Collection entries

======

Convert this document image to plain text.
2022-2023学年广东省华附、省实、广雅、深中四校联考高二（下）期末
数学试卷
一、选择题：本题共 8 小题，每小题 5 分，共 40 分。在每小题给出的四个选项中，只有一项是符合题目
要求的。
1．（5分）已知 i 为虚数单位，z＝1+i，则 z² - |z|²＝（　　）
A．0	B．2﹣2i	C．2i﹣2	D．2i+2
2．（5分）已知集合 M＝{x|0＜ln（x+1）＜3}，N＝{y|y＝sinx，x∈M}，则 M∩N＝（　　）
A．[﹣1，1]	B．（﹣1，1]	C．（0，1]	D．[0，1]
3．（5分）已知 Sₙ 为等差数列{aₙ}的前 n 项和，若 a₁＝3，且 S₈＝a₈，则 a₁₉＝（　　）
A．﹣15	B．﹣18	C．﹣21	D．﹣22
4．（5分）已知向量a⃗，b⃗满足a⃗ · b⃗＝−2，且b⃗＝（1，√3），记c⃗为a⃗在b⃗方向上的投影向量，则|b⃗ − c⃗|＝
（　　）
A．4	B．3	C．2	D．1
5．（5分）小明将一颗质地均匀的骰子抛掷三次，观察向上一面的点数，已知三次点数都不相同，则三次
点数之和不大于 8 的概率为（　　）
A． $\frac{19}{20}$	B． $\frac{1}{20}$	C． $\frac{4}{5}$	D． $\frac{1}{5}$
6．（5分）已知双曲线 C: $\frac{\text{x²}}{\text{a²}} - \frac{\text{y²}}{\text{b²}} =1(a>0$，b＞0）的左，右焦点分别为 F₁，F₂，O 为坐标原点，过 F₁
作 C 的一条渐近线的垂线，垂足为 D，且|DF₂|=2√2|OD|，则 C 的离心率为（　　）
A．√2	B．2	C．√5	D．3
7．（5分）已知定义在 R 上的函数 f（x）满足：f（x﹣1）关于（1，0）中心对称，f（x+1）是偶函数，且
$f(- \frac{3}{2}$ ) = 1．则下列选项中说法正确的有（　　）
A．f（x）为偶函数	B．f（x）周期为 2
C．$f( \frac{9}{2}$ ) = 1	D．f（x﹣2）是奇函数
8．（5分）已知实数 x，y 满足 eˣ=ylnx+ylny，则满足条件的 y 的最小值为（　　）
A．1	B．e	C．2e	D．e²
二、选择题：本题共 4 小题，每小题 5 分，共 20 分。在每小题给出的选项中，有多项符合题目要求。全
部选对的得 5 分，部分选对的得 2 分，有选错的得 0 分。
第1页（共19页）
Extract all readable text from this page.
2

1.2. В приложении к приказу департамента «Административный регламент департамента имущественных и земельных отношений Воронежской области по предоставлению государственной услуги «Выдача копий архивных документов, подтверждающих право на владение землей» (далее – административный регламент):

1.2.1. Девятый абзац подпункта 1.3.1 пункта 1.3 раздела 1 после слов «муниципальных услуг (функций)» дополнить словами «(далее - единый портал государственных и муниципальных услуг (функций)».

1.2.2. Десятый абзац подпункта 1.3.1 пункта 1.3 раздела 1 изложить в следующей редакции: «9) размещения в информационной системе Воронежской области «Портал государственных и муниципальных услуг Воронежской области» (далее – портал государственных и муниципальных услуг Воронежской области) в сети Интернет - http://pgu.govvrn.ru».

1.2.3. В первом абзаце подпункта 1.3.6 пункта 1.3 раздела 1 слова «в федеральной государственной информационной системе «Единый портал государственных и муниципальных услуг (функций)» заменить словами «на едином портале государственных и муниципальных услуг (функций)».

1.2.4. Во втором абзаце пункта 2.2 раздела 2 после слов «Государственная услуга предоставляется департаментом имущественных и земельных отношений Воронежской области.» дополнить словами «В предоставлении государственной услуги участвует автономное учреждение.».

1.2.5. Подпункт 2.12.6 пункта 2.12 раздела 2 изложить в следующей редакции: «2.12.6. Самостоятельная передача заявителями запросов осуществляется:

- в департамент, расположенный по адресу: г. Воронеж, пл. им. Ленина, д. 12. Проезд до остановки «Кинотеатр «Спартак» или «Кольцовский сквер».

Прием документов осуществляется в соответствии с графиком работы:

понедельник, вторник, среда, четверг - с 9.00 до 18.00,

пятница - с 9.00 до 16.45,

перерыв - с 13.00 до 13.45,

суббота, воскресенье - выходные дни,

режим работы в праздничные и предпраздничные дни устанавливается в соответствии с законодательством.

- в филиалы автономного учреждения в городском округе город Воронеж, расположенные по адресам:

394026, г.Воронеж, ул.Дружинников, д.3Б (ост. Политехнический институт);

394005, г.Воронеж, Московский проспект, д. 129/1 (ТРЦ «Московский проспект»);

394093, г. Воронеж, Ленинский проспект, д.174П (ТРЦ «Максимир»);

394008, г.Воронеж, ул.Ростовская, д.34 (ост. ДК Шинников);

======

### [WHAT THE EXERCISE ASKS]
Give nothing but the count of lines in the listing above that hold the string "работы".

### [RESULT FOR THIS TASK]
2